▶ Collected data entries
— begin —
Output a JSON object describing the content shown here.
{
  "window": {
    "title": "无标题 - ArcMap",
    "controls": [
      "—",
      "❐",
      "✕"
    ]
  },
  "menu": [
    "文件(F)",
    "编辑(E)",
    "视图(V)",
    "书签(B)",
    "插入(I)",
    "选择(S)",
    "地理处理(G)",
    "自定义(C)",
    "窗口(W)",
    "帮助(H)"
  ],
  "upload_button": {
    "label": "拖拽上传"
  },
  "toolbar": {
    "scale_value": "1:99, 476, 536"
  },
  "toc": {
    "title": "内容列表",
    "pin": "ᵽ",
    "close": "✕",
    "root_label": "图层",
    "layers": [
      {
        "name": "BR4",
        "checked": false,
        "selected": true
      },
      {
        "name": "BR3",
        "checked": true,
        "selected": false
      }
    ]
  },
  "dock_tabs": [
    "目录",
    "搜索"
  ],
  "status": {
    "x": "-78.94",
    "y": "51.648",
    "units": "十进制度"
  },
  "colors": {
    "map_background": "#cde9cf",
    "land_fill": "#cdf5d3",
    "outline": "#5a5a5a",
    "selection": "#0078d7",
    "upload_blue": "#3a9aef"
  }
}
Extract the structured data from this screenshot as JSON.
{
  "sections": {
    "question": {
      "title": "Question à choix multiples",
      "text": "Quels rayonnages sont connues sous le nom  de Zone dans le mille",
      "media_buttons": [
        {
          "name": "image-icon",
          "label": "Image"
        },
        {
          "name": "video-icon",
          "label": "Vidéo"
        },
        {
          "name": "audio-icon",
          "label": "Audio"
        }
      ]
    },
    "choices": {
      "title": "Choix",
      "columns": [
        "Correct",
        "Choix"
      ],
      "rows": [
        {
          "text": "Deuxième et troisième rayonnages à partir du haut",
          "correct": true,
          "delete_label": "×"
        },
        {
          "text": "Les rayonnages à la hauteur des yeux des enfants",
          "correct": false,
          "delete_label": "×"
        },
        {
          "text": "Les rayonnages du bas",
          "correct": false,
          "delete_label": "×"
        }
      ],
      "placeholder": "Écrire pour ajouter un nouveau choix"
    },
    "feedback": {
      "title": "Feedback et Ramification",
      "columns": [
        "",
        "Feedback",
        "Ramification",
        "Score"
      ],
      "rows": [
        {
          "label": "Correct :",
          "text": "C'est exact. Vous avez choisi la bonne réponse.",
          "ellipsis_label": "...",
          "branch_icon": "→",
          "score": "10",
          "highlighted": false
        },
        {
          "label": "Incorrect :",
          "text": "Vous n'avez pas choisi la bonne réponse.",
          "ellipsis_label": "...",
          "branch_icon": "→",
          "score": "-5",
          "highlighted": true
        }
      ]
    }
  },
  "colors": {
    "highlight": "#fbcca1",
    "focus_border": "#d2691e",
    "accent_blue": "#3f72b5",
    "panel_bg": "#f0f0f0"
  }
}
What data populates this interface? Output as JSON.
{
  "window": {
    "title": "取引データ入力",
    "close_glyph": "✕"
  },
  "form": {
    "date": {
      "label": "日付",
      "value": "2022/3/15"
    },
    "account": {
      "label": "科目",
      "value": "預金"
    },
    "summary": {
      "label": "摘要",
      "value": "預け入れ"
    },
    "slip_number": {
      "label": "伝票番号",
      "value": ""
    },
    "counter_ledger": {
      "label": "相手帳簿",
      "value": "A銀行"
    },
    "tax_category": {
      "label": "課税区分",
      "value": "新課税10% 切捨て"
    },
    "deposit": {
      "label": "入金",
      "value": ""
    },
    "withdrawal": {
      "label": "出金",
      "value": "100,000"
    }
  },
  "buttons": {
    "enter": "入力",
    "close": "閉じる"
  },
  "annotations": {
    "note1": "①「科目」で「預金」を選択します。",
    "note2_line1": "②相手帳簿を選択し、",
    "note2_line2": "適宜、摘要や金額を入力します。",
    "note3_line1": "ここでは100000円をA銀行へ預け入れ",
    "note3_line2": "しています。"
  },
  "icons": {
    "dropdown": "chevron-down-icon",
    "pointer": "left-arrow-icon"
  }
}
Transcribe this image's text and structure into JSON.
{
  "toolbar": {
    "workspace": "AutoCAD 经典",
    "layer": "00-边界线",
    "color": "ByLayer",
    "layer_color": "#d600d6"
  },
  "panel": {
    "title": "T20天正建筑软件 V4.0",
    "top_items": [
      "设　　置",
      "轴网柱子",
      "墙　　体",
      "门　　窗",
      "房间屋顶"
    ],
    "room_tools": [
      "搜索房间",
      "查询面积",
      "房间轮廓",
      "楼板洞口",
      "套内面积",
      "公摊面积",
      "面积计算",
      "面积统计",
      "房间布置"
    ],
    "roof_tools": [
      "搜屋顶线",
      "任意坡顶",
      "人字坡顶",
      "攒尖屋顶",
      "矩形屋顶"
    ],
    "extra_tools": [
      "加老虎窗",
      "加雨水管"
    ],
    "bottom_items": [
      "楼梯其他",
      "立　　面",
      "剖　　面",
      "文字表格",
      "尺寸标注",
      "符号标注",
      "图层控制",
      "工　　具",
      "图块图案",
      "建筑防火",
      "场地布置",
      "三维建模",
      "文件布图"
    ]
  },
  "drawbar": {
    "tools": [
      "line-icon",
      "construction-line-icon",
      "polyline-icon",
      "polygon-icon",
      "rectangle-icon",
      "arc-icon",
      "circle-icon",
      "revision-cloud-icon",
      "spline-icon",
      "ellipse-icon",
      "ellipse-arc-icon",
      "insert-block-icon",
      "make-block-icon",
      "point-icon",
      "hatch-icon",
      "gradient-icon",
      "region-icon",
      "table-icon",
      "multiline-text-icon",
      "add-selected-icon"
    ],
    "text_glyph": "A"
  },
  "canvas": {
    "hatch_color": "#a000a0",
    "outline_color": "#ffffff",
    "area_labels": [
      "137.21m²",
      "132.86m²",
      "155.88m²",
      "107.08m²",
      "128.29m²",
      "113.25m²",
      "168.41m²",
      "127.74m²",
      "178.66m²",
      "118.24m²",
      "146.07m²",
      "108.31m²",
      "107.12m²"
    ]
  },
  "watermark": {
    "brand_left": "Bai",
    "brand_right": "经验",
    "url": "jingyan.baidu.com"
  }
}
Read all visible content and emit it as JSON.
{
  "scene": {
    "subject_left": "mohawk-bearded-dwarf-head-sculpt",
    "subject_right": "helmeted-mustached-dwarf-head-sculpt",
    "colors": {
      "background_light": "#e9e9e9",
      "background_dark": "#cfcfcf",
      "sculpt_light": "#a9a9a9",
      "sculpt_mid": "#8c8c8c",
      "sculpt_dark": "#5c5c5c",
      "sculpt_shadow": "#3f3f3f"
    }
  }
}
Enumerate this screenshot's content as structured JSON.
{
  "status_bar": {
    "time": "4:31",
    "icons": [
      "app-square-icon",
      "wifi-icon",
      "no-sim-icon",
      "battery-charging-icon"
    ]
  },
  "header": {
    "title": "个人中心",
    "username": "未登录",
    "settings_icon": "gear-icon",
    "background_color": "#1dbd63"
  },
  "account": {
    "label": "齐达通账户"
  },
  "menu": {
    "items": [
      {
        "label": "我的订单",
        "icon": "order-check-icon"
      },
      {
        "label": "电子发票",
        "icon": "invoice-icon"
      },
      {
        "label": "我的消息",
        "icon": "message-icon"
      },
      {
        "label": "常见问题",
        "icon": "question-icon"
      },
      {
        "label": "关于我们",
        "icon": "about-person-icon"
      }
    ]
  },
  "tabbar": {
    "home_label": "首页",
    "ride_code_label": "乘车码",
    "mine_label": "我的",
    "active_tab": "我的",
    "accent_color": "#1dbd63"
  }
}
— end —
▶ Requirements
Write the material out exactly, with nothing left out.

▶ Output for this exercise
Output a JSON object describing the content shown here.
{
  "window": {
    "title": "无标题 - ArcMap",
    "controls": [
      "—",
      "❐",
      "✕"
    ]
  },
  "menu": [
    "文件(F)",
    "编辑(E)",
    "视图(V)",
    "书签(B)",
    "插入(I)",
    "选择(S)",
    "地理处理(G)",
    "自定义(C)",
    "窗口(W)",
    "帮助(H)"
  ],
  "upload_button": {
    "label": "拖拽上传"
  },
  "toolbar": {
    "scale_value": "1:99, 476, 536"
  },
  "toc": {
    "title": "内容列表",
    "pin": "ᵽ",
    "close": "✕",
    "root_label": "图层",
    "layers": [
      {
        "name": "BR4",
        "checked": false,
        "selected": true
      },
      {
        "name": "BR3",
        "checked": true,
        "selected": false
      }
    ]
  },
  "dock_tabs": [
    "目录",
    "搜索"
  ],
  "status": {
    "x": "-78.94",
    "y": "51.648",
    "units": "十进制度"
  },
  "colors": {
    "map_background": "#cde9cf",
    "land_fill": "#cdf5d3",
    "outline": "#5a5a5a",
    "selection": "#0078d7",
    "upload_blue": "#3a9aef"
  }
}
Extract the structured data from this screenshot as JSON.
{
  "sections": {
    "question": {
      "title": "Question à choix multiples",
      "text": "Quels rayonnages sont connues sous le nom  de Zone dans le mille",
      "media_buttons": [
        {
          "name": "image-icon",
          "label": "Image"
        },
        {
          "name": "video-icon",
          "label": "Vidéo"
        },
        {
          "name": "audio-icon",
          "label": "Audio"
        }
      ]
    },
    "choices": {
      "title": "Choix",
      "columns": [
        "Correct",
        "Choix"
      ],
      "rows": [
        {
          "text": "Deuxième et troisième rayonnages à partir du haut",
          "correct": true,
          "delete_label": "×"
        },
        {
          "text": "Les rayonnages à la hauteur des yeux des enfants",
          "correct": false,
          "delete_label": "×"
        },
        {
          "text": "Les rayonnages du bas",
          "correct": false,
          "delete_label": "×"
        }
      ],
      "placeholder": "Écrire pour ajouter un nouveau choix"
    },
    "feedback": {
      "title": "Feedback et Ramification",
      "columns": [
        "",
        "Feedback",
        "Ramification",
        "Score"
      ],
      "rows": [
        {
          "label": "Correct :",
          "text": "C'est exact. Vous avez choisi la bonne réponse.",
          "ellipsis_label": "...",
          "branch_icon": "→",
          "score": "10",
          "highlighted": false
        },
        {
          "label": "Incorrect :",
          "text": "Vous n'avez pas choisi la bonne réponse.",
          "ellipsis_label": "...",
          "branch_icon": "→",
          "score": "-5",
          "highlighted": true
        }
      ]
    }
  },
  "colors": {
    "highlight": "#fbcca1",
    "focus_border": "#d2691e",
    "accent_blue": "#3f72b5",
    "panel_bg": "#f0f0f0"
  }
}
What data populates this interface? Output as JSON.
{
  "window": {
    "title": "取引データ入力",
    "close_glyph": "✕"
  },
  "form": {
    "date": {
      "label": "日付",
      "value": "2022/3/15"
    },
    "account": {
      "label": "科目",
      "value": "預金"
    },
    "summary": {
      "label": "摘要",
      "value": "預け入れ"
    },
    "slip_number": {
      "label": "伝票番号",
      "value": ""
    },
    "counter_ledger": {
      "label": "相手帳簿",
      "value": "A銀行"
    },
    "tax_category": {
      "label": "課税区分",
      "value": "新課税10% 切捨て"
    },
    "deposit": {
      "label": "入金",
      "value": ""
    },
    "withdrawal": {
      "label": "出金",
      "value": "100,000"
    }
  },
  "buttons": {
    "enter": "入力",
    "close": "閉じる"
  },
  "annotations": {
    "note1": "①「科目」で「預金」を選択します。",
    "note2_line1": "②相手帳簿を選択し、",
    "note2_line2": "適宜、摘要や金額を入力します。",
    "note3_line1": "ここでは100000円をA銀行へ預け入れ",
    "note3_line2": "しています。"
  },
  "icons": {
    "dropdown": "chevron-down-icon",
    "pointer": "left-arrow-icon"
  }
}
Transcribe this image's text and structure into JSON.
{
  "toolbar": {
    "workspace": "AutoCAD 经典",
    "layer": "00-边界线",
    "color": "ByLayer",
    "layer_color": "#d600d6"
  },
  "panel": {
    "title": "T20天正建筑软件 V4.0",
    "top_items": [
      "设　　置",
      "轴网柱子",
      "墙　　体",
      "门　　窗",
      "房间屋顶"
    ],
    "room_tools": [
      "搜索房间",
      "查询面积",
      "房间轮廓",
      "楼板洞口",
      "套内面积",
      "公摊面积",
      "面积计算",
      "面积统计",
      "房间布置"
    ],
    "roof_tools": [
      "搜屋顶线",
      "任意坡顶",
      "人字坡顶",
      "攒尖屋顶",
      "矩形屋顶"
    ],
    "extra_tools": [
      "加老虎窗",
      "加雨水管"
    ],
    "bottom_items": [
      "楼梯其他",
      "立　　面",
      "剖　　面",
      "文字表格",
      "尺寸标注",
      "符号标注",
      "图层控制",
      "工　　具",
      "图块图案",
      "建筑防火",
      "场地布置",
      "三维建模",
      "文件布图"
    ]
  },
  "drawbar": {
    "tools": [
      "line-icon",
      "construction-line-icon",
      "polyline-icon",
      "polygon-icon",
      "rectangle-icon",
      "arc-icon",
      "circle-icon",
      "revision-cloud-icon",
      "spline-icon",
      "ellipse-icon",
      "ellipse-arc-icon",
      "insert-block-icon",
      "make-block-icon",
      "point-icon",
      "hatch-icon",
      "gradient-icon",
      "region-icon",
      "table-icon",
      "multiline-text-icon",
      "add-selected-icon"
    ],
    "text_glyph": "A"
  },
  "canvas": {
    "hatch_color": "#a000a0",
    "outline_color": "#ffffff",
    "area_labels": [
      "137.21m²",
      "132.86m²",
      "155.88m²",
      "107.08m²",
      "128.29m²",
      "113.25m²",
      "168.41m²",
      "127.74m²",
      "178.66m²",
      "118.24m²",
      "146.07m²",
      "108.31m²",
      "107.12m²"
    ]
  },
  "watermark": {
    "brand_left": "Bai",
    "brand_right": "经验",
    "url": "jingyan.baidu.com"
  }
}
Read all visible content and emit it as JSON.
{
  "scene": {
    "subject_left": "mohawk-bearded-dwarf-head-sculpt",
    "subject_right": "helmeted-mustached-dwarf-head-sculpt",
    "colors": {
      "background_light": "#e9e9e9",
      "background_dark": "#cfcfcf",
      "sculpt_light": "#a9a9a9",
      "sculpt_mid": "#8c8c8c",
      "sculpt_dark": "#5c5c5c",
      "sculpt_shadow": "#3f3f3f"
    }
  }
}
Enumerate this screenshot's content as structured JSON.
{
  "status_bar": {
    "time": "4:31",
    "icons": [
      "app-square-icon",
      "wifi-icon",
      "no-sim-icon",
      "battery-charging-icon"
    ]
  },
  "header": {
    "title": "个人中心",
    "username": "未登录",
    "settings_icon": "gear-icon",
    "background_color": "#1dbd63"
  },
  "account": {
    "label": "齐达通账户"
  },
  "menu": {
    "items": [
      {
        "label": "我的订单",
        "icon": "order-check-icon"
      },
      {
        "label": "电子发票",
        "icon": "invoice-icon"
      },
      {
        "label": "我的消息",
        "icon": "message-icon"
      },
      {
        "label": "常见问题",
        "icon": "question-icon"
      },
      {
        "label": "关于我们",
        "icon": "about-person-icon"
      }
    ]
  },
  "tabbar": {
    "home_label": "首页",
    "ride_code_label": "乘车码",
    "mine_label": "我的",
    "active_tab": "我的",
    "accent_color": "#1dbd63"
  }
}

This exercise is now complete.